What this task involves:
Write the listing out again, all of it, word for word.

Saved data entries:
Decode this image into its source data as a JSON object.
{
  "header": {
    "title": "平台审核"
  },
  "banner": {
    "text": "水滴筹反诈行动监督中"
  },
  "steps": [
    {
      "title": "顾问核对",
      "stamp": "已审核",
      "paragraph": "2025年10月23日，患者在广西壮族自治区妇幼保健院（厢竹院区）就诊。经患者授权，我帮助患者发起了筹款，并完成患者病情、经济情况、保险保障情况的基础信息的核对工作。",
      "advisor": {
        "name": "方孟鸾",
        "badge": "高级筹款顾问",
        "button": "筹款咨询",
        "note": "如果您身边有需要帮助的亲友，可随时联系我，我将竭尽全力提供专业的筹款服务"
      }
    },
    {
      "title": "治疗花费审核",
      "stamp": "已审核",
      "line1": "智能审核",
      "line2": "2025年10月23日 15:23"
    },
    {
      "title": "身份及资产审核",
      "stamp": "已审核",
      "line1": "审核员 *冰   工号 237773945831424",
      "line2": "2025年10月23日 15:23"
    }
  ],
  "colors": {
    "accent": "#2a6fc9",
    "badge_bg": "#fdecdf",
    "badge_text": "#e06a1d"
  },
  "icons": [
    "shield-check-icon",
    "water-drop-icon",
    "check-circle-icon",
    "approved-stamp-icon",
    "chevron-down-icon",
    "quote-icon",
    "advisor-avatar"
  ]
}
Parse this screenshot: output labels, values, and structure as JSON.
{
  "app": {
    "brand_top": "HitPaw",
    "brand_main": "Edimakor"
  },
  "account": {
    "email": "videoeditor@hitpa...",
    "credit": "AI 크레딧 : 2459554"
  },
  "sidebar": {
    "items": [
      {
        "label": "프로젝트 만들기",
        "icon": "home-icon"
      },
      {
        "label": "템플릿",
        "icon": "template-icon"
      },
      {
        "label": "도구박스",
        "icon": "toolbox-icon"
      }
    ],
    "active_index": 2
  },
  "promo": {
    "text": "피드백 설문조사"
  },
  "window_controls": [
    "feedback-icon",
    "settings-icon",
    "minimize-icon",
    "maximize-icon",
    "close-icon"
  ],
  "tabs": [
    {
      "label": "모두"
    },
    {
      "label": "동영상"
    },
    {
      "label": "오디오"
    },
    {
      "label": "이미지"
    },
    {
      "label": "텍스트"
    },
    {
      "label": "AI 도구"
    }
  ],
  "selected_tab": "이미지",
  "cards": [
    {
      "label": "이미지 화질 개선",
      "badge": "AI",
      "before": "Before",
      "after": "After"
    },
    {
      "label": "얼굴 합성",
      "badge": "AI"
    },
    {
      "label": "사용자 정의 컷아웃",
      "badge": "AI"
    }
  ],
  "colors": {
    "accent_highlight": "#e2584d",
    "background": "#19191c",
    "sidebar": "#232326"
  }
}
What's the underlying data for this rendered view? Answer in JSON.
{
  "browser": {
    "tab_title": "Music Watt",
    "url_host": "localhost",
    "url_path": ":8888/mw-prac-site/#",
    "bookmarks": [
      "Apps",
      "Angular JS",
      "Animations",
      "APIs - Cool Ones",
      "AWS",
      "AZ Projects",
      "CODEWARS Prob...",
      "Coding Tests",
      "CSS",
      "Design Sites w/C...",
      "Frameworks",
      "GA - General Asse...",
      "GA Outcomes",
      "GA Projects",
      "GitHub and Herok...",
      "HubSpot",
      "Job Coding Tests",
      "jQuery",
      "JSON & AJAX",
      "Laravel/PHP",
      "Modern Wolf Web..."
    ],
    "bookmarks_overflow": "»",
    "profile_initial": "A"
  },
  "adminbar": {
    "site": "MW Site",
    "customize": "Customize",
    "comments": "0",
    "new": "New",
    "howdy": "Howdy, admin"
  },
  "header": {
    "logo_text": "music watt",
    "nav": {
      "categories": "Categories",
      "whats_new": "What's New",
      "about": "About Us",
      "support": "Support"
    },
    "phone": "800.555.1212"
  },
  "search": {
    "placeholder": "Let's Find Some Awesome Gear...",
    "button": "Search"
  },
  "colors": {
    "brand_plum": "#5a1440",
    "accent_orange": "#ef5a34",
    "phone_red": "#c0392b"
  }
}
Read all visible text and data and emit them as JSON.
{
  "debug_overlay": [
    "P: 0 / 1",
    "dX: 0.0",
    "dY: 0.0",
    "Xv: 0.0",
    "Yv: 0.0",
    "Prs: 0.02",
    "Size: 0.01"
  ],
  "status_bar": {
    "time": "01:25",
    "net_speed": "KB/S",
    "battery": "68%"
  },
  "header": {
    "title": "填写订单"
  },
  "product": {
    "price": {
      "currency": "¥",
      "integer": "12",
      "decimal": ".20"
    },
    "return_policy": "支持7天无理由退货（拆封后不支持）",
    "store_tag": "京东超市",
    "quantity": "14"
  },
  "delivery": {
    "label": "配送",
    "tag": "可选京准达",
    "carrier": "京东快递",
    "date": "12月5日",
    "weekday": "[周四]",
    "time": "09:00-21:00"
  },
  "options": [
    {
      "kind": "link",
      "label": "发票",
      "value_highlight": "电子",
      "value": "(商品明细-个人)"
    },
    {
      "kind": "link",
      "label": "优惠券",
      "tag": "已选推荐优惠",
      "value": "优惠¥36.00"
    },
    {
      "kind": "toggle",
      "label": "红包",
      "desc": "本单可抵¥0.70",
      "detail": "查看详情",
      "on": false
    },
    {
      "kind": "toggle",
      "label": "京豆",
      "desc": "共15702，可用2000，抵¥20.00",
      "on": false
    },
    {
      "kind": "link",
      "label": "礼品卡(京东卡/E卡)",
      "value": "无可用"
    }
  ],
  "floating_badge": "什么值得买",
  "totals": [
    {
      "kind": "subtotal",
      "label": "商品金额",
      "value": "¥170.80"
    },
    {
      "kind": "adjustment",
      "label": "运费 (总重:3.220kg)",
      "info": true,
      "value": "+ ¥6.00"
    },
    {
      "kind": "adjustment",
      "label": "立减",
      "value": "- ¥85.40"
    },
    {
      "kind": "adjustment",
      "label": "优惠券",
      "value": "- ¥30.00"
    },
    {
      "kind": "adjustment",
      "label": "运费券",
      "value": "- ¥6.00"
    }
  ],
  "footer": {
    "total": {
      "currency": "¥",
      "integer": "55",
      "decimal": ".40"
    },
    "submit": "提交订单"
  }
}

Problem solution:
Decode this image into its source data as a JSON object.
{
  "header": {
    "title": "平台审核"
  },
  "banner": {
    "text": "水滴筹反诈行动监督中"
  },
  "steps": [
    {
      "title": "顾问核对",
      "stamp": "已审核",
      "paragraph": "2025年10月23日，患者在广西壮族自治区妇幼保健院（厢竹院区）就诊。经患者授权，我帮助患者发起了筹款，并完成患者病情、经济情况、保险保障情况的基础信息的核对工作。",
      "advisor": {
        "name": "方孟鸾",
        "badge": "高级筹款顾问",
        "button": "筹款咨询",
        "note": "如果您身边有需要帮助的亲友，可随时联系我，我将竭尽全力提供专业的筹款服务"
      }
    },
    {
      "title": "治疗花费审核",
      "stamp": "已审核",
      "line1": "智能审核",
      "line2": "2025年10月23日 15:23"
    },
    {
      "title": "身份及资产审核",
      "stamp": "已审核",
      "line1": "审核员 *冰   工号 237773945831424",
      "line2": "2025年10月23日 15:23"
    }
  ],
  "colors": {
    "accent": "#2a6fc9",
    "badge_bg": "#fdecdf",
    "badge_text": "#e06a1d"
  },
  "icons": [
    "shield-check-icon",
    "water-drop-icon",
    "check-circle-icon",
    "approved-stamp-icon",
    "chevron-down-icon",
    "quote-icon",
    "advisor-avatar"
  ]
}
Parse this screenshot: output labels, values, and structure as JSON.
{
  "app": {
    "brand_top": "HitPaw",
    "brand_main": "Edimakor"
  },
  "account": {
    "email": "videoeditor@hitpa...",
    "credit": "AI 크레딧 : 2459554"
  },
  "sidebar": {
    "items": [
      {
        "label": "프로젝트 만들기",
        "icon": "home-icon"
      },
      {
        "label": "템플릿",
        "icon": "template-icon"
      },
      {
        "label": "도구박스",
        "icon": "toolbox-icon"
      }
    ],
    "active_index": 2
  },
  "promo": {
    "text": "피드백 설문조사"
  },
  "window_controls": [
    "feedback-icon",
    "settings-icon",
    "minimize-icon",
    "maximize-icon",
    "close-icon"
  ],
  "tabs": [
    {
      "label": "모두"
    },
    {
      "label": "동영상"
    },
    {
      "label": "오디오"
    },
    {
      "label": "이미지"
    },
    {
      "label": "텍스트"
    },
    {
      "label": "AI 도구"
    }
  ],
  "selected_tab": "이미지",
  "cards": [
    {
      "label": "이미지 화질 개선",
      "badge": "AI",
      "before": "Before",
      "after": "After"
    },
    {
      "label": "얼굴 합성",
      "badge": "AI"
    },
    {
      "label": "사용자 정의 컷아웃",
      "badge": "AI"
    }
  ],
  "colors": {
    "accent_highlight": "#e2584d",
    "background": "#19191c",
    "sidebar": "#232326"
  }
}
What's the underlying data for this rendered view? Answer in JSON.
{
  "browser": {
    "tab_title": "Music Watt",
    "url_host": "localhost",
    "url_path": ":8888/mw-prac-site/#",
    "bookmarks": [
      "Apps",
      "Angular JS",
      "Animations",
      "APIs - Cool Ones",
      "AWS",
      "AZ Projects",
      "CODEWARS Prob...",
      "Coding Tests",
      "CSS",
      "Design Sites w/C...",
      "Frameworks",
      "GA - General Asse...",
      "GA Outcomes",
      "GA Projects",
      "GitHub and Herok...",
      "HubSpot",
      "Job Coding Tests",
      "jQuery",
      "JSON & AJAX",
      "Laravel/PHP",
      "Modern Wolf Web..."
    ],
    "bookmarks_overflow": "»",
    "profile_initial": "A"
  },
  "adminbar": {
    "site": "MW Site",
    "customize": "Customize",
    "comments": "0",
    "new": "New",
    "howdy": "Howdy, admin"
  },
  "header": {
    "logo_text": "music watt",
    "nav": {
      "categories": "Categories",
      "whats_new": "What's New",
      "about": "About Us",
      "support": "Support"
    },
    "phone": "800.555.1212"
  },
  "search": {
    "placeholder": "Let's Find Some Awesome Gear...",
    "button": "Search"
  },
  "colors": {
    "brand_plum": "#5a1440",
    "accent_orange": "#ef5a34",
    "phone_red": "#c0392b"
  }
}
Read all visible text and data and emit them as JSON.
{
  "debug_overlay": [
    "P: 0 / 1",
    "dX: 0.0",
    "dY: 0.0",
    "Xv: 0.0",
    "Yv: 0.0",
    "Prs: 0.02",
    "Size: 0.01"
  ],
  "status_bar": {
    "time": "01:25",
    "net_speed": "KB/S",
    "battery": "68%"
  },
  "header": {
    "title": "填写订单"
  },
  "product": {
    "price": {
      "currency": "¥",
      "integer": "12",
      "decimal": ".20"
    },
    "return_policy": "支持7天无理由退货（拆封后不支持）",
    "store_tag": "京东超市",
    "quantity": "14"
  },
  "delivery": {
    "label": "配送",
    "tag": "可选京准达",
    "carrier": "京东快递",
    "date": "12月5日",
    "weekday": "[周四]",
    "time": "09:00-21:00"
  },
  "options": [
    {
      "kind": "link",
      "label": "发票",
      "value_highlight": "电子",
      "value": "(商品明细-个人)"
    },
    {
      "kind": "link",
      "label": "优惠券",
      "tag": "已选推荐优惠",
      "value": "优惠¥36.00"
    },
    {
      "kind": "toggle",
      "label": "红包",
      "desc": "本单可抵¥0.70",
      "detail": "查看详情",
      "on": false
    },
    {
      "kind": "toggle",
      "label": "京豆",
      "desc": "共15702，可用2000，抵¥20.00",
      "on": false
    },
    {
      "kind": "link",
      "label": "礼品卡(京东卡/E卡)",
      "value": "无可用"
    }
  ],
  "floating_badge": "什么值得买",
  "totals": [
    {
      "kind": "subtotal",
      "label": "商品金额",
      "value": "¥170.80"
    },
    {
      "kind": "adjustment",
      "label": "运费 (总重:3.220kg)",
      "info": true,
      "value": "+ ¥6.00"
    },
    {
      "kind": "adjustment",
      "label": "立减",
      "value": "- ¥85.40"
    },
    {
      "kind": "adjustment",
      "label": "优惠券",
      "value": "- ¥30.00"
    },
    {
      "kind": "adjustment",
      "label": "运费券",
      "value": "- ¥6.00"
    }
  ],
  "footer": {
    "total": {
      "currency": "¥",
      "integer": "55",
      "decimal": ".40"
    },
    "submit": "提交订单"
  }
}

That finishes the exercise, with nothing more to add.